_Directions for this task_: How many lines in the records below contain the word "Casey"? Answer with the number alone.
--- Start Input records ---
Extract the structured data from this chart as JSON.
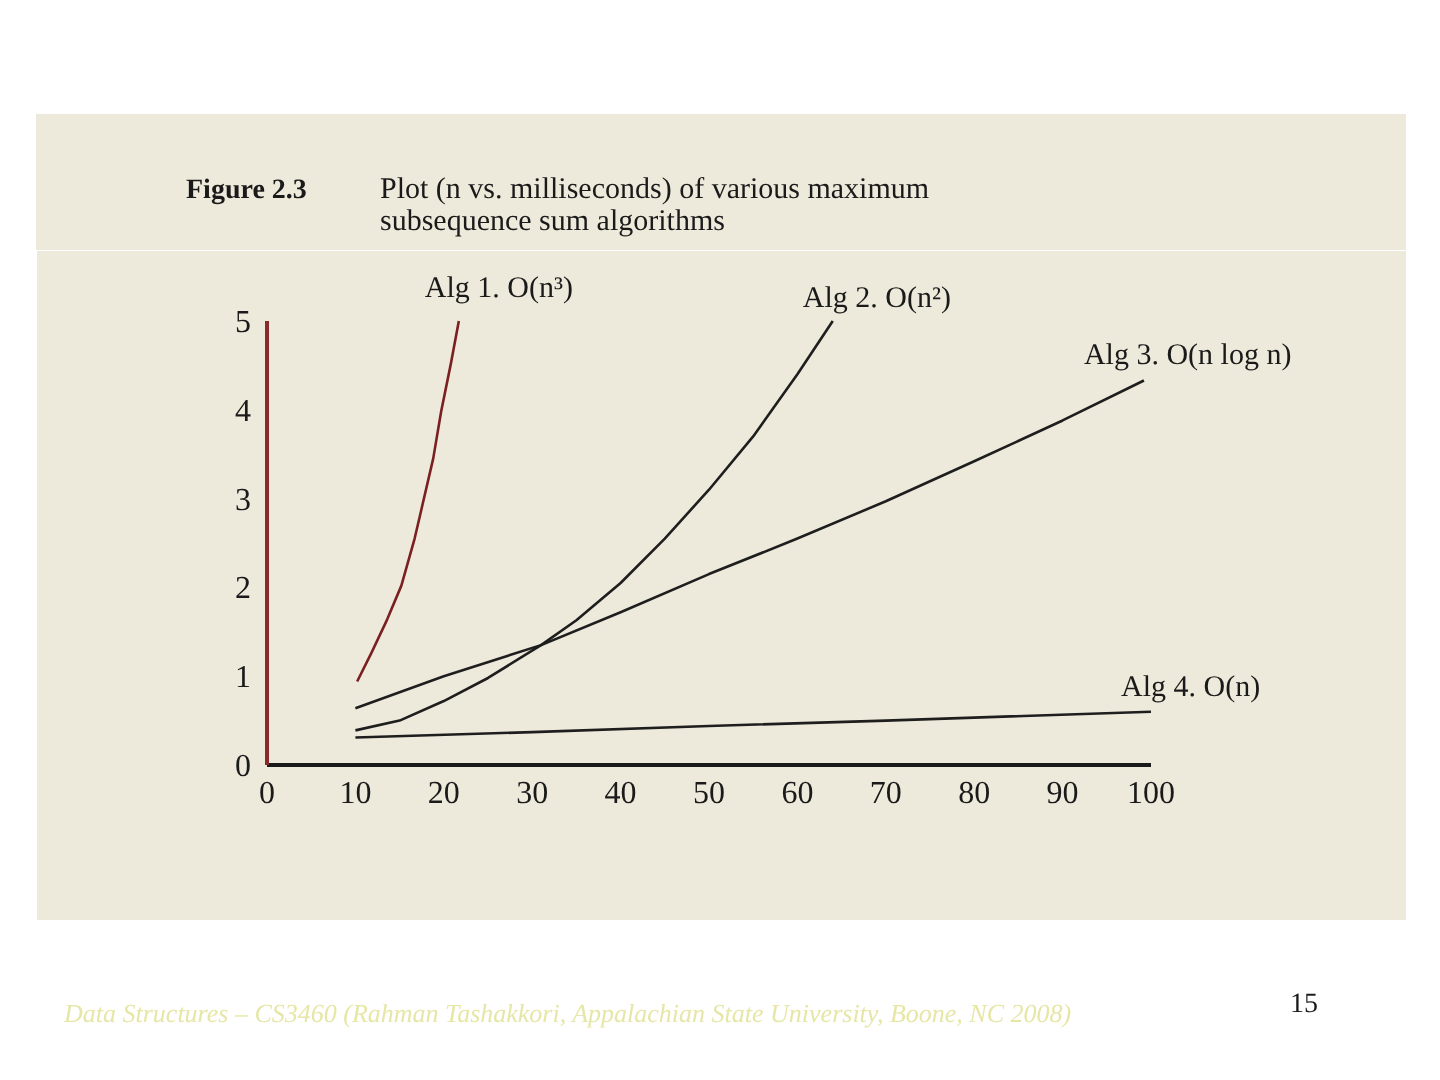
{
  "chart_data": {
    "type": "line",
    "title": "Figure 2.3",
    "subtitle": "Plot (n vs. milliseconds) of various maximum subsequence sum algorithms",
    "series": [
      {
        "name": "Alg 1. O(n³)",
        "color": "#7a2020",
        "x": [
          10.2,
          11.8,
          13.6,
          15.2,
          16.7,
          17.4,
          18.8,
          19.7,
          20.8,
          21.7
        ],
        "values": [
          0.94,
          1.26,
          1.64,
          2.02,
          2.55,
          2.85,
          3.45,
          3.98,
          4.52,
          5.0
        ]
      },
      {
        "name": "Alg 2. O(n²)",
        "color": "#1e1e1e",
        "x": [
          10,
          15,
          20,
          25,
          31,
          35,
          40,
          45,
          50,
          55,
          60,
          64
        ],
        "values": [
          0.39,
          0.5,
          0.72,
          0.98,
          1.35,
          1.63,
          2.05,
          2.55,
          3.1,
          3.7,
          4.4,
          5.0
        ]
      },
      {
        "name": "Alg 3. O(n log n)",
        "color": "#1e1e1e",
        "x": [
          10,
          20,
          31,
          40,
          50,
          60,
          70,
          80,
          90,
          99.2
        ],
        "values": [
          0.64,
          1.0,
          1.35,
          1.72,
          2.15,
          2.55,
          2.97,
          3.42,
          3.88,
          4.33
        ]
      },
      {
        "name": "Alg 4. O(n)",
        "color": "#1e1e1e",
        "x": [
          10,
          30,
          50,
          70,
          100
        ],
        "values": [
          0.31,
          0.37,
          0.44,
          0.5,
          0.6
        ]
      }
    ],
    "xlim": [
      0,
      100
    ],
    "ylim": [
      0,
      5
    ],
    "xticks": [
      0,
      10,
      20,
      30,
      40,
      50,
      60,
      70,
      80,
      90,
      100
    ],
    "yticks": [
      0,
      1,
      2,
      3,
      4,
      5
    ],
    "grid": false,
    "legend": false,
    "annotations": [
      "Data Structures – CS3460 (Rahman Tashakkori, Appalachian State University, Boone, NC 2008)",
      "15"
    ]
  }
}
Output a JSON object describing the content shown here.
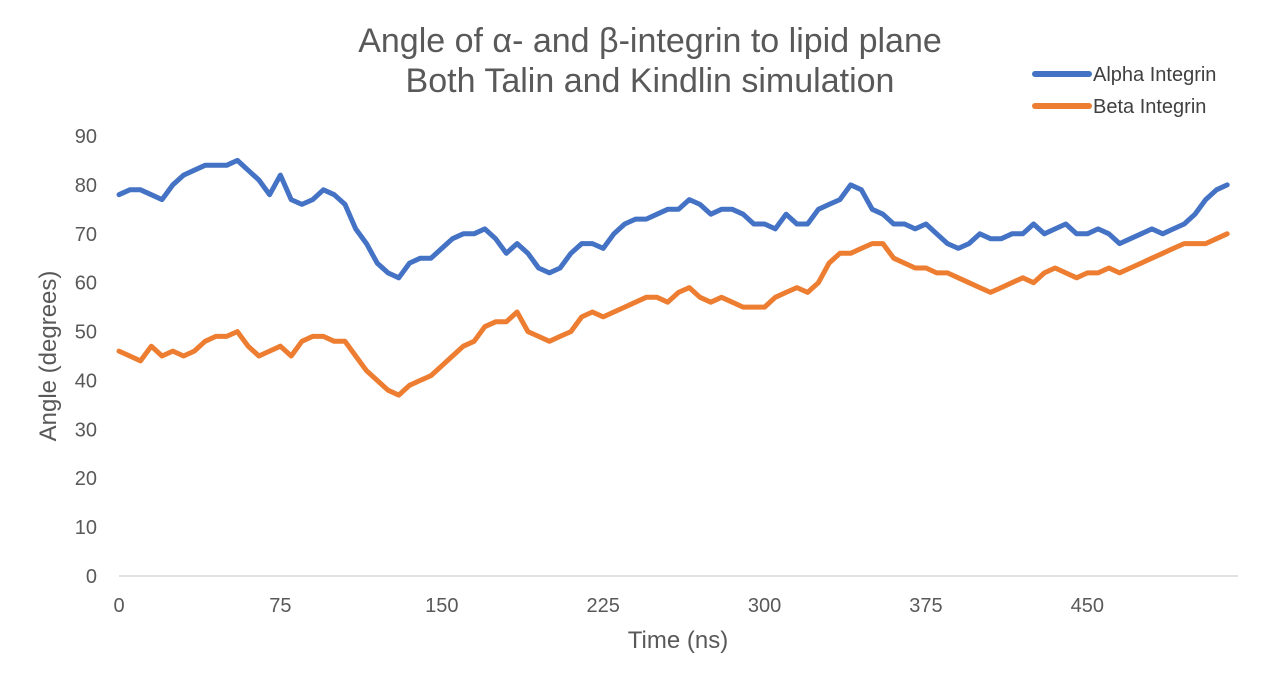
{
  "chart_data": {
    "type": "line",
    "title": "Angle of α- and β-integrin to lipid plane",
    "subtitle": "Both Talin and Kindlin simulation",
    "xlabel": "Time (ns)",
    "ylabel": "Angle (degrees)",
    "xlim": [
      0,
      520
    ],
    "ylim": [
      0,
      90
    ],
    "xticks": [
      0,
      75,
      150,
      225,
      300,
      375,
      450
    ],
    "yticks": [
      0,
      10,
      20,
      30,
      40,
      50,
      60,
      70,
      80,
      90
    ],
    "grid": false,
    "legend_position": "top-right",
    "series": [
      {
        "name": "Alpha Integrin",
        "color": "#4472C4",
        "x": [
          0,
          5,
          10,
          15,
          20,
          25,
          30,
          35,
          40,
          45,
          50,
          55,
          60,
          65,
          70,
          75,
          80,
          85,
          90,
          95,
          100,
          105,
          110,
          115,
          120,
          125,
          130,
          135,
          140,
          145,
          150,
          155,
          160,
          165,
          170,
          175,
          180,
          185,
          190,
          195,
          200,
          205,
          210,
          215,
          220,
          225,
          230,
          235,
          240,
          245,
          250,
          255,
          260,
          265,
          270,
          275,
          280,
          285,
          290,
          295,
          300,
          305,
          310,
          315,
          320,
          325,
          330,
          335,
          340,
          345,
          350,
          355,
          360,
          365,
          370,
          375,
          380,
          385,
          390,
          395,
          400,
          405,
          410,
          415,
          420,
          425,
          430,
          435,
          440,
          445,
          450,
          455,
          460,
          465,
          470,
          475,
          480,
          485,
          490,
          495,
          500,
          505,
          510,
          515
        ],
        "values": [
          78,
          79,
          79,
          78,
          77,
          80,
          82,
          83,
          84,
          84,
          84,
          85,
          83,
          81,
          78,
          82,
          77,
          76,
          77,
          79,
          78,
          76,
          71,
          68,
          64,
          62,
          61,
          64,
          65,
          65,
          67,
          69,
          70,
          70,
          71,
          69,
          66,
          68,
          66,
          63,
          62,
          63,
          66,
          68,
          68,
          67,
          70,
          72,
          73,
          73,
          74,
          75,
          75,
          77,
          76,
          74,
          75,
          75,
          74,
          72,
          72,
          71,
          74,
          72,
          72,
          75,
          76,
          77,
          80,
          79,
          75,
          74,
          72,
          72,
          71,
          72,
          70,
          68,
          67,
          68,
          70,
          69,
          69,
          70,
          70,
          72,
          70,
          71,
          72,
          70,
          70,
          71,
          70,
          68,
          69,
          70,
          71,
          70,
          71,
          72,
          74,
          77,
          79,
          80
        ]
      },
      {
        "name": "Beta Integrin",
        "color": "#ED7D31",
        "x": [
          0,
          5,
          10,
          15,
          20,
          25,
          30,
          35,
          40,
          45,
          50,
          55,
          60,
          65,
          70,
          75,
          80,
          85,
          90,
          95,
          100,
          105,
          110,
          115,
          120,
          125,
          130,
          135,
          140,
          145,
          150,
          155,
          160,
          165,
          170,
          175,
          180,
          185,
          190,
          195,
          200,
          205,
          210,
          215,
          220,
          225,
          230,
          235,
          240,
          245,
          250,
          255,
          260,
          265,
          270,
          275,
          280,
          285,
          290,
          295,
          300,
          305,
          310,
          315,
          320,
          325,
          330,
          335,
          340,
          345,
          350,
          355,
          360,
          365,
          370,
          375,
          380,
          385,
          390,
          395,
          400,
          405,
          410,
          415,
          420,
          425,
          430,
          435,
          440,
          445,
          450,
          455,
          460,
          465,
          470,
          475,
          480,
          485,
          490,
          495,
          500,
          505,
          510,
          515
        ],
        "values": [
          46,
          45,
          44,
          47,
          45,
          46,
          45,
          46,
          48,
          49,
          49,
          50,
          47,
          45,
          46,
          47,
          45,
          48,
          49,
          49,
          48,
          48,
          45,
          42,
          40,
          38,
          37,
          39,
          40,
          41,
          43,
          45,
          47,
          48,
          51,
          52,
          52,
          54,
          50,
          49,
          48,
          49,
          50,
          53,
          54,
          53,
          54,
          55,
          56,
          57,
          57,
          56,
          58,
          59,
          57,
          56,
          57,
          56,
          55,
          55,
          55,
          57,
          58,
          59,
          58,
          60,
          64,
          66,
          66,
          67,
          68,
          68,
          65,
          64,
          63,
          63,
          62,
          62,
          61,
          60,
          59,
          58,
          59,
          60,
          61,
          60,
          62,
          63,
          62,
          61,
          62,
          62,
          63,
          62,
          63,
          64,
          65,
          66,
          67,
          68,
          68,
          68,
          69,
          70
        ]
      }
    ]
  }
}
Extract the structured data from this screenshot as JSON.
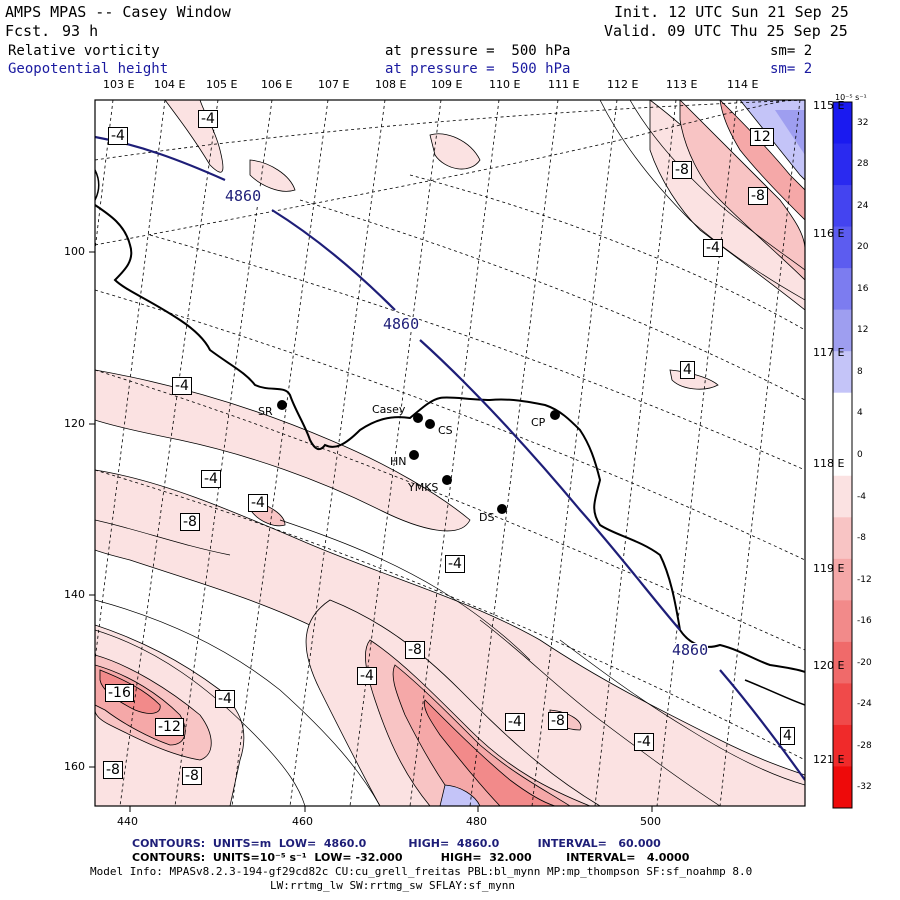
{
  "header": {
    "title": "AMPS MPAS -- Casey Window",
    "forecast_label": "Fcst.",
    "forecast_value": "93 h",
    "init": "Init. 12 UTC Sun 21 Sep 25",
    "valid": "Valid. 09 UTC Thu 25 Sep 25"
  },
  "fields": [
    {
      "name": "Relative vorticity",
      "level": "at pressure =  500 hPa",
      "smooth": "sm= 2",
      "color": "#000000"
    },
    {
      "name": "Geopotential height",
      "level": "at pressure =  500 hPa",
      "smooth": "sm= 2",
      "color": "#1a1aa0"
    }
  ],
  "longitude_labels_top": [
    "103 E",
    "104 E",
    "105 E",
    "106 E",
    "107 E",
    "108 E",
    "109 E",
    "110 E",
    "111 E",
    "112 E",
    "113 E",
    "114 E",
    "115 E"
  ],
  "longitude_labels_right": [
    "116 E",
    "117 E",
    "118 E",
    "119 E",
    "120 E",
    "121 E"
  ],
  "x_axis": {
    "ticks": [
      "440",
      "460",
      "480",
      "500"
    ]
  },
  "y_axis": {
    "ticks": [
      "100",
      "120",
      "140",
      "160"
    ]
  },
  "stations": [
    {
      "name": "SR"
    },
    {
      "name": "Casey"
    },
    {
      "name": "CS"
    },
    {
      "name": "CP"
    },
    {
      "name": "HN"
    },
    {
      "name": "YMKS"
    },
    {
      "name": "DS"
    }
  ],
  "height_contour_labels": [
    "4860",
    "4860",
    "4860"
  ],
  "vorticity_labels": [
    "-4",
    "-4",
    "-8",
    "12",
    "-8",
    "-4",
    "4",
    "-4",
    "-4",
    "-4",
    "-8",
    "-4",
    "-8",
    "-4",
    "-16",
    "-4",
    "-12",
    "-8",
    "-8",
    "-4",
    "-8",
    "-4",
    "4"
  ],
  "colorbar": {
    "unit_label": "10⁻⁵ s⁻¹",
    "levels": [
      "32",
      "28",
      "24",
      "20",
      "16",
      "12",
      "8",
      "4",
      "0",
      "-4",
      "-8",
      "-12",
      "-16",
      "-20",
      "-24",
      "-28",
      "-32"
    ],
    "colors": [
      "#1a1af0",
      "#2a2af0",
      "#4444f0",
      "#5c5cf0",
      "#7c7cf0",
      "#9e9ef0",
      "#c4c4f8",
      "#ffffff",
      "#ffffff",
      "#fbe2e2",
      "#f8c4c4",
      "#f5a8a8",
      "#f28a8a",
      "#f06a6a",
      "#f04a4a",
      "#f02a2a",
      "#ee0a0a"
    ]
  },
  "footer": {
    "contours_height": "CONTOURS:  UNITS=m  LOW=  4860.0           HIGH=  4860.0          INTERVAL=   60.000",
    "contours_vort": "CONTOURS:  UNITS=10⁻⁵ s⁻¹  LOW= -32.000          HIGH=  32.000         INTERVAL=   4.0000",
    "model_info": "Model Info: MPASv8.2.3-194-gf29cd82c CU:cu_grell_freitas PBL:bl_mynn MP:mp_thompson SF:sf_noahmp 8.0",
    "model_info2": "LW:rrtmg_lw SW:rrtmg_sw SFLAY:sf_mynn"
  }
}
--- End Input records ---
_Problem solution_: 2